╭─ Quellenauszug
Leitsatz

  1. Bruchteilsberechtigter eines Sondereigentums (hier: Miteigentümer eines Tiefgaragenteileigentums) ist allein berechtigt, einen Wohnungseigentümerbeschluss anzufechten
  2. Gesondert vereinbarter Kostenverteilungsschlüssel nach Wohnflächen bezieht sich in ergänzender Vertragsauslegung auch auf Teileigentumsnutzflächen
  3. Im Zweifel gelten die in einer Teilungserklärung festgelegten und genannten Flächenangaben
 

Normenkette

§ 43 Abs. 1 Nr. 4 WEG a. F.; § 1011 BGB

 

Kommentar

  1. Ein an einem Wohnungseigentum bzw. Teileigentum in Bruchteilsgemeinschaft Beteiligter ist berechtigt, einen Beschluss der Wohnungseigentümerversammlung alleine anzufechten (h. M.). Dies gilt auch in einer mehrköpfigen Tiefgaragen-Bruchteilsgemeinschaft mit unterschiedlichen Anteilen. In der Untergemeinschaft Tiefgarage gilt im Innenverhältnis das jeweilige Gemeinschaftsrecht (§§ 741 ff. BGB) und nicht das WEG (h. M., vgl. auch BGH v. 11.7.2000, X ZR 78/98, NZM 2000, 1063). Dies bedeutet überdies, dass das Stimmrecht in der Eigentümerversammlung nur gemeinschaftlich ausgeübt werden kann (§ 25 Abs. 2 Satz 2 WEG).
  2. Stellt die Teilungserklärung mit Gemeinschaftsordnung für die Verteilung der Kosten und Lasten entgegen § 16 Abs. 2 WEG auf die Wohnfläche ab, so ist nach objektiven Auslegungsgrundsätzen sinngemäß davon auszugehen, dass bei Teileigentum an die Stelle der Wohnfläche die Nutzfläche tritt (vgl. insofern auch BayObLG v. 24.8.2000, 2 Z BR 54/00, NZM 2001, 141).
  3. Ist die Wohn- bzw. Nutzfläche Maßstab für die Verteilung der Kosten und Lasten des Gemeinschaftseigentums, so brauchen diese Flächen zwar grds. nicht in der Teilungserklärung festgelegt werden. Ist dies aber so, sind im Zweifel die dort genannten Flächenangaben verbindlich.
  4. Ein etwaiger Abänderungsanspruch kann im anhängigen Beschlussanfechtungsverfahren zur Abrechnungsgenehmigung nicht einredeweise geltend gemacht werden (h. M.). Bis zu einer rechtskräftig in gesondertem Verfahren festgestellten Kostenverteilungsänderung verbleibt es deshalb bei bisherigen Abrechnungs- und Verteilungsgrundsätzen.
╰─
Zu bearbeitende Aufgaben =
(a) Welche Fläche tritt laut Quellenauszug bei Teileigentum an die Stelle der Wohnfläche, wenn die Teilungserklärung für die Kostenverteilung auf die Wohnfläche abstellt?
(b) Gib aus dem Quellenauszug wortgetreu alles von „1. Ein an einem“ bis hinunter zu „Abs. 2 Satz 2 WEG).“ wieder.
Die anschließenden Daten stehen in keinem Zusammenhang mit dem Quellenauszug.
╭─ Aufgeführte Daten
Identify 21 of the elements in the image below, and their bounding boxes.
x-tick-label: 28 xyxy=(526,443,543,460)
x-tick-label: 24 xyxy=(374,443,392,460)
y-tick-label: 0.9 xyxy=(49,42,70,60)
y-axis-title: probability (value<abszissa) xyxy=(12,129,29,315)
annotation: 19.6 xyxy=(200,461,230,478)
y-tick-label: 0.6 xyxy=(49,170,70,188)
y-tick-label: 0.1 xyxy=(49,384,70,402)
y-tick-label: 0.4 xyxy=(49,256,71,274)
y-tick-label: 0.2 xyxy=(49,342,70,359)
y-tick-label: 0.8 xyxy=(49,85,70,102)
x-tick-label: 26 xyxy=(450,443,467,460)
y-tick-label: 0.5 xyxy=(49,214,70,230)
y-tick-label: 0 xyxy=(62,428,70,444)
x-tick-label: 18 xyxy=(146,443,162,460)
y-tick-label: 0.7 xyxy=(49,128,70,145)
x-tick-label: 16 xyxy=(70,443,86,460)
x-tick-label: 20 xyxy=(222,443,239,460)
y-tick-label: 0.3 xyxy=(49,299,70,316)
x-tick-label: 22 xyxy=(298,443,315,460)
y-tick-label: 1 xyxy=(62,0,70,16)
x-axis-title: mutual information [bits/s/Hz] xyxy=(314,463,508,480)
╰─
Vollständige Antworten =
(a) Die Nutzfläche.

(b)
1. Ein an einem Wohnungseigentum bzw. Teileigentum in Bruchteilsgemeinschaft Beteiligter ist berechtigt, einen Beschluss der Wohnungseigentümerversammlung alleine anzufechten (h. M.). Dies gilt auch in einer mehrköpfigen Tiefgaragen-Bruchteilsgemeinschaft mit unterschiedlichen Anteilen. In der Untergemeinschaft Tiefgarage gilt im Innenverhältnis das jeweilige Gemeinschaftsrecht (§§ 741 ff. BGB) und nicht das WEG (h. M., vgl. auch BGH v. 11.7.2000, X ZR 78/98, NZM 2000, 1063). Dies bedeutet überdies, dass das Stimmrecht in der Eigentümerversammlung nur gemeinschaftlich ausgeübt werden kann (§ 25 Abs. 2 Satz 2 WEG).